• PROBLEM TO WORK ON: Find and copy every line in the records that includes the string "hace".

☆ ☆ ☆ ☆

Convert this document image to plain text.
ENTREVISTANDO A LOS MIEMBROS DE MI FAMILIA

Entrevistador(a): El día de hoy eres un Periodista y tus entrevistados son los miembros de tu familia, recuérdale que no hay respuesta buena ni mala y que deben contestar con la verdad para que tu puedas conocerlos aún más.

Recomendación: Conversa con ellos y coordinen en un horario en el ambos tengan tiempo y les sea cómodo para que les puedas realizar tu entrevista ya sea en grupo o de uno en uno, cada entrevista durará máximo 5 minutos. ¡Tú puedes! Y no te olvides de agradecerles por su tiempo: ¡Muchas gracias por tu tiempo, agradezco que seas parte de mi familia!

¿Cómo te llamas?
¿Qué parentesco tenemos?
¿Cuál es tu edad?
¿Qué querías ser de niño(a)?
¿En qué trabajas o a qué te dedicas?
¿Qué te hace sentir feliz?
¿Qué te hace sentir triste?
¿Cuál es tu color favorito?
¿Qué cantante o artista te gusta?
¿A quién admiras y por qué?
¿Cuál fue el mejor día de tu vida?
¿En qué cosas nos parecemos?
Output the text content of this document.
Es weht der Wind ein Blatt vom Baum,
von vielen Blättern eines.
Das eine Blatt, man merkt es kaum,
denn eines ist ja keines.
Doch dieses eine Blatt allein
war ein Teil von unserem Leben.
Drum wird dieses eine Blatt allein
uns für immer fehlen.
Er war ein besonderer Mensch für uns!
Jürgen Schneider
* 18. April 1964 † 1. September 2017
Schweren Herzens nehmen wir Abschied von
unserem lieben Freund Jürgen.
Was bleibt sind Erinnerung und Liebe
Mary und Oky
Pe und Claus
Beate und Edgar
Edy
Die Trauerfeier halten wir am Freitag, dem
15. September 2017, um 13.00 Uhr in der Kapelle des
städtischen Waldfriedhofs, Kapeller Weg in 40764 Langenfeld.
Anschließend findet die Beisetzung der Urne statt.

☆ ☆ ☆ ☆

• WRITTEN SOLUTION:
¿Qué te hace sentir feliz?
¿Qué te hace sentir triste?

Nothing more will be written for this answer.